--- Recorded information ---

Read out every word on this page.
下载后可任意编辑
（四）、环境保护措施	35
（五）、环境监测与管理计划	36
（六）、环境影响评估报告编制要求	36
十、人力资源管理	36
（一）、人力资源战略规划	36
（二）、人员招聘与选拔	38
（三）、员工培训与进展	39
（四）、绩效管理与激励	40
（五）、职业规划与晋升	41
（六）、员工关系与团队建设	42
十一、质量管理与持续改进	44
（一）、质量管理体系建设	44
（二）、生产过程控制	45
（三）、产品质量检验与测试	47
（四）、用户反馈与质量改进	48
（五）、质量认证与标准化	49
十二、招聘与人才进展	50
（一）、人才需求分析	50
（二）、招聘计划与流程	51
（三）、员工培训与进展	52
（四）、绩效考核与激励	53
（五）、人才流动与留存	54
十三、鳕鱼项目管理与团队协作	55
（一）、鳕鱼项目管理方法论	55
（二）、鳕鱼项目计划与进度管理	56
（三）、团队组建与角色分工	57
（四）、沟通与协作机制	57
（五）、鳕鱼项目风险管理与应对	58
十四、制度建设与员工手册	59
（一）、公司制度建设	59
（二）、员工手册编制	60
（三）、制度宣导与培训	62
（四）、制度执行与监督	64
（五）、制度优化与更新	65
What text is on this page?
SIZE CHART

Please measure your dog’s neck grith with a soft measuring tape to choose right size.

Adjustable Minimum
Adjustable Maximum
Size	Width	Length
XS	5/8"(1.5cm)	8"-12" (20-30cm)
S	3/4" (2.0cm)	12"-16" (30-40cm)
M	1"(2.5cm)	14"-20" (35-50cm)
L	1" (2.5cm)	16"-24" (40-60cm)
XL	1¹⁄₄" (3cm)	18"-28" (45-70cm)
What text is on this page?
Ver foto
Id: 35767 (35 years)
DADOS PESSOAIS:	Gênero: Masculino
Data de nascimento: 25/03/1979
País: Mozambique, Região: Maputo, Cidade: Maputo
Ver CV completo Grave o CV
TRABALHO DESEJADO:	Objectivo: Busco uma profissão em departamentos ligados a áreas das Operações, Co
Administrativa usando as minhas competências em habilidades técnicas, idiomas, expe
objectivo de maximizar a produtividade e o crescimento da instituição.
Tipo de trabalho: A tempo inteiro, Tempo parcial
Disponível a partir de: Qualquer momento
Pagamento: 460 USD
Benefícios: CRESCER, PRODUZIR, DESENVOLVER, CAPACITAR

---

Short problem:
Extract each record, keeping it identical to the original.

Response for this exercise:
Read out every word on this page.
下载后可任意编辑
（四）、环境保护措施	35
（五）、环境监测与管理计划	36
（六）、环境影响评估报告编制要求	36
十、人力资源管理	36
（一）、人力资源战略规划	36
（二）、人员招聘与选拔	38
（三）、员工培训与进展	39
（四）、绩效管理与激励	40
（五）、职业规划与晋升	41
（六）、员工关系与团队建设	42
十一、质量管理与持续改进	44
（一）、质量管理体系建设	44
（二）、生产过程控制	45
（三）、产品质量检验与测试	47
（四）、用户反馈与质量改进	48
（五）、质量认证与标准化	49
十二、招聘与人才进展	50
（一）、人才需求分析	50
（二）、招聘计划与流程	51
（三）、员工培训与进展	52
（四）、绩效考核与激励	53
（五）、人才流动与留存	54
十三、鳕鱼项目管理与团队协作	55
（一）、鳕鱼项目管理方法论	55
（二）、鳕鱼项目计划与进度管理	56
（三）、团队组建与角色分工	57
（四）、沟通与协作机制	57
（五）、鳕鱼项目风险管理与应对	58
十四、制度建设与员工手册	59
（一）、公司制度建设	59
（二）、员工手册编制	60
（三）、制度宣导与培训	62
（四）、制度执行与监督	64
（五）、制度优化与更新	65
What text is on this page?
SIZE CHART

Please measure your dog’s neck grith with a soft measuring tape to choose right size.

Adjustable Minimum
Adjustable Maximum
Size	Width	Length
XS	5/8"(1.5cm)	8"-12" (20-30cm)
S	3/4" (2.0cm)	12"-16" (30-40cm)
M	1"(2.5cm)	14"-20" (35-50cm)
L	1" (2.5cm)	16"-24" (40-60cm)
XL	1¹⁄₄" (3cm)	18"-28" (45-70cm)
What text is on this page?
Ver foto
Id: 35767 (35 years)
DADOS PESSOAIS:	Gênero: Masculino
Data de nascimento: 25/03/1979
País: Mozambique, Região: Maputo, Cidade: Maputo
Ver CV completo Grave o CV
TRABALHO DESEJADO:	Objectivo: Busco uma profissão em departamentos ligados a áreas das Operações, Co
Administrativa usando as minhas competências em habilidades técnicas, idiomas, expe
objectivo de maximizar a produtividade e o crescimento da instituição.
Tipo de trabalho: A tempo inteiro, Tempo parcial
Disponível a partir de: Qualquer momento
Pagamento: 460 USD
Benefícios: CRESCER, PRODUZIR, DESENVOLVER, CAPACITAR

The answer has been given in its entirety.